[PROBLEM DETAILS]
Lines containing the word "data" are to be located and copied.

[begin ENTRIES SUPPLIED]

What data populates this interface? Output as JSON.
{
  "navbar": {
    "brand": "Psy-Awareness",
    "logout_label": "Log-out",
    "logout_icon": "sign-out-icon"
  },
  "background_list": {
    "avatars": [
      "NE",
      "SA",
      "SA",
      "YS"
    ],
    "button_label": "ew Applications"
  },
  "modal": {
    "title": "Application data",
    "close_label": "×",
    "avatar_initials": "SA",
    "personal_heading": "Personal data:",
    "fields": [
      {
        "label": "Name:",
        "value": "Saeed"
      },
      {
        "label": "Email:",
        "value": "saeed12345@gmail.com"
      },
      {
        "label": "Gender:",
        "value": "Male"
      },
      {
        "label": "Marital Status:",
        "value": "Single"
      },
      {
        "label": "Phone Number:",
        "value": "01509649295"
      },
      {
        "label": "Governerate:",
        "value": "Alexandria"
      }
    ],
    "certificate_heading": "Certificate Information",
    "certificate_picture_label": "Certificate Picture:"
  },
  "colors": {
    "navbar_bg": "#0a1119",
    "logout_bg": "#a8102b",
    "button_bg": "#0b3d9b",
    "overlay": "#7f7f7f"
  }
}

[end ENTRIES SUPPLIED]

[REPLY TO THE EXERCISE]
What data populates this interface? Output as JSON.
    "title": "Application data",
    "personal_heading": "Personal data:",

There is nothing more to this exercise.